··· Records provided

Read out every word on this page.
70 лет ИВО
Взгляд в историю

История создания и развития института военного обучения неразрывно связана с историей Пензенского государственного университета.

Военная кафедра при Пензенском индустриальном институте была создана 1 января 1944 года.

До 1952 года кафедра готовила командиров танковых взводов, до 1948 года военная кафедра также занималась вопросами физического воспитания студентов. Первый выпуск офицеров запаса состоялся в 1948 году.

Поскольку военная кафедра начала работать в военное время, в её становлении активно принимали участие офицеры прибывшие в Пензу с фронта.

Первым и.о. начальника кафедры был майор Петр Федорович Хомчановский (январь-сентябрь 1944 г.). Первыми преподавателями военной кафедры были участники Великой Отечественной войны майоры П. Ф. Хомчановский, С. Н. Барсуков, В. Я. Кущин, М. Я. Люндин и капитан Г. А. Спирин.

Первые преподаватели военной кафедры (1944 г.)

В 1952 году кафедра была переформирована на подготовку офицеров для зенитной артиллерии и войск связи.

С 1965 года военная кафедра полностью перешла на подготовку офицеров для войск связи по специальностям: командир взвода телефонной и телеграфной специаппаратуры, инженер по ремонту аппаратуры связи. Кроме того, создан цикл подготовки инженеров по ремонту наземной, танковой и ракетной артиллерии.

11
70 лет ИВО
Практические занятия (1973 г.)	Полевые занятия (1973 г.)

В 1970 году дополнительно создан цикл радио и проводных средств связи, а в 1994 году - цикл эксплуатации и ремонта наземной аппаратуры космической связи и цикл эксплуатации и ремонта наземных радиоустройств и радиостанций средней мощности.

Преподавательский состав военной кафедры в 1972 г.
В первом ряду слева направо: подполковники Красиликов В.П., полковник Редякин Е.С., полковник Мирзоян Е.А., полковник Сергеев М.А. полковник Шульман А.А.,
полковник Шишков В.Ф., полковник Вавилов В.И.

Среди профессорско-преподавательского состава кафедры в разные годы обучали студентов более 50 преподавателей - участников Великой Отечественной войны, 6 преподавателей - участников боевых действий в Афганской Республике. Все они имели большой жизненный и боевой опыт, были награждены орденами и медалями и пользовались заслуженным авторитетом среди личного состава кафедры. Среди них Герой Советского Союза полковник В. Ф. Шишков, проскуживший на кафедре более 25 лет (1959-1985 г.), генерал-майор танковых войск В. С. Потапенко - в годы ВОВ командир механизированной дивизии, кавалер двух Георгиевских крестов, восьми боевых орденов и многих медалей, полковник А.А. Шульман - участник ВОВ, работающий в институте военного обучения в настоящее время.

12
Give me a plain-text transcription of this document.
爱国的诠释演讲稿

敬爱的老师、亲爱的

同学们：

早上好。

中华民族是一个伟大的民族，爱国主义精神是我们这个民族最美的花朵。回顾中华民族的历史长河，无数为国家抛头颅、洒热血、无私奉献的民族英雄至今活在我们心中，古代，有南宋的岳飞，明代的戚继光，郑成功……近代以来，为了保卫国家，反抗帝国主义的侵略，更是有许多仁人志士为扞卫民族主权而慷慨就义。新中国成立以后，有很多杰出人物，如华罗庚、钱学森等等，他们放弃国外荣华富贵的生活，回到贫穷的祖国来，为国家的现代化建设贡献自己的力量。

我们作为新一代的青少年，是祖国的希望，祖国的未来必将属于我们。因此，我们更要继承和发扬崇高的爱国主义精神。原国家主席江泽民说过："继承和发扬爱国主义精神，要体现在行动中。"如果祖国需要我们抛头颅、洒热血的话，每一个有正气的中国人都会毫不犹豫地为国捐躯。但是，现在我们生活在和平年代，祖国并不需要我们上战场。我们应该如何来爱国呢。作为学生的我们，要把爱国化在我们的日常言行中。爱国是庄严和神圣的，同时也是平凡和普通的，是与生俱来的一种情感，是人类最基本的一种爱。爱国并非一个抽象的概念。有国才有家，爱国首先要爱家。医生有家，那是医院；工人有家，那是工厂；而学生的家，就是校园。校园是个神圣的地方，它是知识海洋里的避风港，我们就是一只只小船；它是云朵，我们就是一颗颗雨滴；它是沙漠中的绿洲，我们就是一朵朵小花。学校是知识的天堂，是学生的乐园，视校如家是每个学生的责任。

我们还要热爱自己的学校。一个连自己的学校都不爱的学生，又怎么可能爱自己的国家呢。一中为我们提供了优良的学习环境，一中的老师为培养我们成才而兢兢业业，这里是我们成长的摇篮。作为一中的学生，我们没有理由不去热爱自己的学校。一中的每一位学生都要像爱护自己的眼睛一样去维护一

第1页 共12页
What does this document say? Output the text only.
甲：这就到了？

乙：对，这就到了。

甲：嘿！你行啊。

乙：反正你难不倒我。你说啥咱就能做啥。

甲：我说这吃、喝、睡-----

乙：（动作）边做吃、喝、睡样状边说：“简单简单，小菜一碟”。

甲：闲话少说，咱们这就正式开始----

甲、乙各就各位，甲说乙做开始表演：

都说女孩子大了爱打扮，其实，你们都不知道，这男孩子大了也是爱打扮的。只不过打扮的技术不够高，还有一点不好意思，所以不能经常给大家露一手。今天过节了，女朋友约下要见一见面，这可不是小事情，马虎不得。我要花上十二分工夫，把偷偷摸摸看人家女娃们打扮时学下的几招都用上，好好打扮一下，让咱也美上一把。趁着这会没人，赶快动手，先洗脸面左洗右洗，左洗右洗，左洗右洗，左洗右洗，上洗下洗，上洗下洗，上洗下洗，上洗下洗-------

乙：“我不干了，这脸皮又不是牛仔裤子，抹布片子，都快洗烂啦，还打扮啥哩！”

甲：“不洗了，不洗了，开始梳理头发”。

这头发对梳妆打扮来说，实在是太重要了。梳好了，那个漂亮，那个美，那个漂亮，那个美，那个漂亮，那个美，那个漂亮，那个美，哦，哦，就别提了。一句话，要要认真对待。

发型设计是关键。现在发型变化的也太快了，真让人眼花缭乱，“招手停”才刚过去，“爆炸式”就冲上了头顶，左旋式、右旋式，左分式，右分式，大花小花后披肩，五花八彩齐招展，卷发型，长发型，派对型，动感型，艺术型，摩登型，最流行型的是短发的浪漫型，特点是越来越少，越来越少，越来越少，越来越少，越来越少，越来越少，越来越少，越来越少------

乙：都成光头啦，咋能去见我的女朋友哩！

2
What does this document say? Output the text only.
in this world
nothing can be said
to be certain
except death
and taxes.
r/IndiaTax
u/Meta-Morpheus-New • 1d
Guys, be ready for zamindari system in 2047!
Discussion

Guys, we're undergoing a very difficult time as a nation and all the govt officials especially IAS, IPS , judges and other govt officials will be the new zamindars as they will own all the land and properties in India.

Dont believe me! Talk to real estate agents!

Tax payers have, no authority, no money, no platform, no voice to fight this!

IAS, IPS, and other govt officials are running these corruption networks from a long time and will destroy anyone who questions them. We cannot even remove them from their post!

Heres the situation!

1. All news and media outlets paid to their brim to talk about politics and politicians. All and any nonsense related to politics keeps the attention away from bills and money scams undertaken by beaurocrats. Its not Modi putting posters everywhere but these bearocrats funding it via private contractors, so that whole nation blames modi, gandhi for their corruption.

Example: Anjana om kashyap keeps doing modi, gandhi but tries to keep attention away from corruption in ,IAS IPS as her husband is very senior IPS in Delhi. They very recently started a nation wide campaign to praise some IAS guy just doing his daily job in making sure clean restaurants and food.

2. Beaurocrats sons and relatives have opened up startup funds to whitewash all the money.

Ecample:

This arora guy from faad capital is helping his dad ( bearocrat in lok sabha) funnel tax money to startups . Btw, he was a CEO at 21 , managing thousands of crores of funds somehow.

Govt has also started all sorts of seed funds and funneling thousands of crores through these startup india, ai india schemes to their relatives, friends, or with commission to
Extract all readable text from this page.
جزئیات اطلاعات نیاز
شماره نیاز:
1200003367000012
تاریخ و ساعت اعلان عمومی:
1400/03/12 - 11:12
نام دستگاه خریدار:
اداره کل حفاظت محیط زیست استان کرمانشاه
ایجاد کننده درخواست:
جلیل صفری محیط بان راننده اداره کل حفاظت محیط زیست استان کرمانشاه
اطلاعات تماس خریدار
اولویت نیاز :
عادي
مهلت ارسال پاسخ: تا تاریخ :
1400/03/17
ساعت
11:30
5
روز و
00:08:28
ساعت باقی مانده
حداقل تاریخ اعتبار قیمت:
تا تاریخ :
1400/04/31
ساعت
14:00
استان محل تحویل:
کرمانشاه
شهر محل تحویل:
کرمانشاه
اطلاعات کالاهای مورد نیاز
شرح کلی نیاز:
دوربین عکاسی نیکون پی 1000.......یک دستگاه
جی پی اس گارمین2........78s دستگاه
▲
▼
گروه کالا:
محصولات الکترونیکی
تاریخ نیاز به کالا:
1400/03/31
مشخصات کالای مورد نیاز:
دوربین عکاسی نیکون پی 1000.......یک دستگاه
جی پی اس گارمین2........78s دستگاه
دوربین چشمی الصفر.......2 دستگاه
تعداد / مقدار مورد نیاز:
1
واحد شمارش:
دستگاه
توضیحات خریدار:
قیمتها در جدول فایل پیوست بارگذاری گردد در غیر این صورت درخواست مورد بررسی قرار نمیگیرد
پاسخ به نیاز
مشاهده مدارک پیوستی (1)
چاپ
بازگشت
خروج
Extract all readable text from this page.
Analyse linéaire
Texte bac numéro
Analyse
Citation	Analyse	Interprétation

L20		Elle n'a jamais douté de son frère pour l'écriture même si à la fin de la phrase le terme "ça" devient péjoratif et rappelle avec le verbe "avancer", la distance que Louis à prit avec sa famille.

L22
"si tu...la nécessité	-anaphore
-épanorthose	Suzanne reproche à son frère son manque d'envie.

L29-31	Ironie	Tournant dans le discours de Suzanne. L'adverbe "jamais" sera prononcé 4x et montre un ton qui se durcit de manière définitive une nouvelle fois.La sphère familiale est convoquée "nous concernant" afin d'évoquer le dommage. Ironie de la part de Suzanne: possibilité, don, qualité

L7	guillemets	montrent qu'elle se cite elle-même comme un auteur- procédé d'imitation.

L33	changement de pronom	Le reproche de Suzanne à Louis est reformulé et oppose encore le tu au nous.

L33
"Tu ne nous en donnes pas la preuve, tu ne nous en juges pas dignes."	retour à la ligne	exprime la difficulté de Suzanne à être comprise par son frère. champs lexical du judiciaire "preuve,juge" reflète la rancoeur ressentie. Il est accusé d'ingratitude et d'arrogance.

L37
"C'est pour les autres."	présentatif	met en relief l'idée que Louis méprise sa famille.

······

| Instructions to follow |
Copy out each line of the data containing the string "артиллерии".

| Result |
В 1952 году кафедра была переформирована на подготовку офицеров для зенитной артиллерии и войск связи.
С 1965 года военная кафедра полностью перешла на подготовку офицеров для войск связи по специальностям: командир взвода телефонной и телеграфной специаппаратуры, инженер по ремонту аппаратуры связи. Кроме того, создан цикл подготовки инженеров по ремонту наземной, танковой и ракетной артиллерии.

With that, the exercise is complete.